In the records that follow, locate every line with "Meteorología" and extract it.

━━━ DATASET EXCERPTS ━━━

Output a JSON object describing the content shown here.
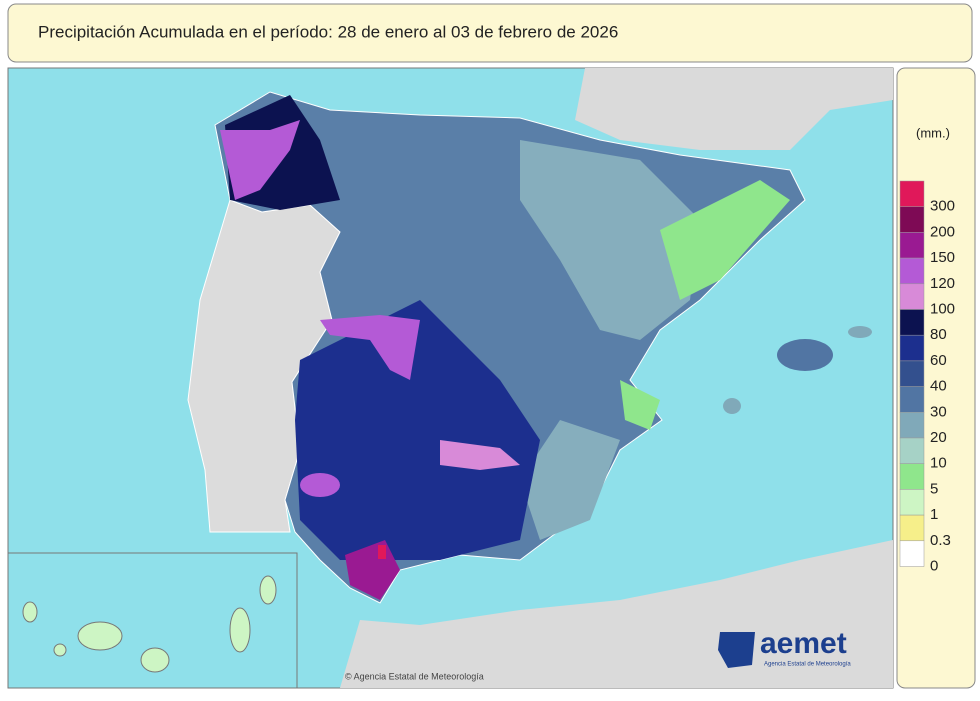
{
  "header": {
    "title": "Precipitación Acumulada en el período: 28  de enero  al 03  de febrero de  2026"
  },
  "legend": {
    "unit": "(mm.)",
    "items": [
      {
        "value": 300,
        "color": "#e0185a"
      },
      {
        "value": 200,
        "color": "#7e0a55"
      },
      {
        "value": 150,
        "color": "#9a1a92"
      },
      {
        "value": 120,
        "color": "#b45ad6"
      },
      {
        "value": 100,
        "color": "#d88ad8"
      },
      {
        "value": 80,
        "color": "#0c1250"
      },
      {
        "value": 60,
        "color": "#1c2f8e"
      },
      {
        "value": 40,
        "color": "#33508e"
      },
      {
        "value": 30,
        "color": "#5175a3"
      },
      {
        "value": 20,
        "color": "#80a9b9"
      },
      {
        "value": 10,
        "color": "#a6d2c6"
      },
      {
        "value": 5,
        "color": "#8fe68c"
      },
      {
        "value": 1,
        "color": "#cdf5c4"
      },
      {
        "value": 0.3,
        "color": "#f6ef8a"
      },
      {
        "value": 0,
        "color": "#ffffff"
      }
    ]
  },
  "logo": {
    "name": "aemet",
    "subtitle": "Agencia Estatal de Meteorología"
  },
  "credit": "© Agencia Estatal de Meteorología"
}
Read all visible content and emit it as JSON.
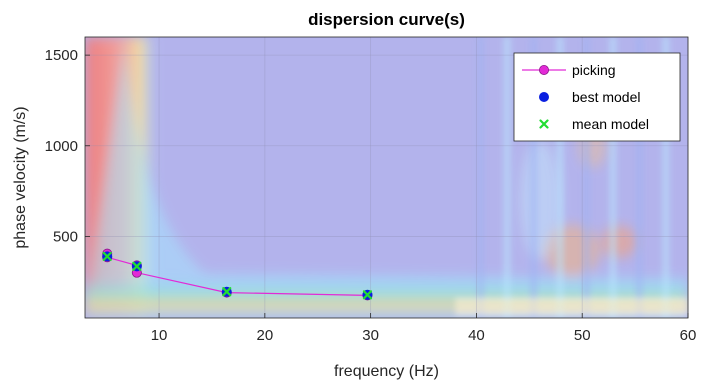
{
  "chart_data": {
    "type": "scatter",
    "title": "dispersion curve(s)",
    "xlabel": "frequency (Hz)",
    "ylabel": "phase velocity (m/s)",
    "xlim": [
      3,
      60
    ],
    "ylim": [
      50,
      1600
    ],
    "xticks": [
      10,
      20,
      30,
      40,
      50,
      60
    ],
    "yticks": [
      500,
      1000,
      1500
    ],
    "grid": true,
    "legend_position": "top-right",
    "background": "dispersion image (spectral energy colormap)",
    "series": [
      {
        "name": "picking",
        "marker": "circle-line",
        "color": "#e22ad6",
        "x": [
          5.1,
          5.1,
          7.9,
          7.9,
          16.4,
          29.7
        ],
        "y": [
          405,
          385,
          340,
          300,
          190,
          175
        ]
      },
      {
        "name": "best model",
        "marker": "dot",
        "color": "#0a1fe0",
        "x": [
          5.1,
          7.9,
          16.4,
          29.7
        ],
        "y": [
          390,
          335,
          195,
          178
        ]
      },
      {
        "name": "mean model",
        "marker": "x",
        "color": "#22dd33",
        "x": [
          5.1,
          7.9,
          16.4,
          29.7
        ],
        "y": [
          390,
          335,
          195,
          178
        ]
      }
    ]
  }
}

━━━

# ANSWER:
    "subtitle": "Agencia Estatal de Meteorología"
  "credit": "© Agencia Estatal de Meteorología"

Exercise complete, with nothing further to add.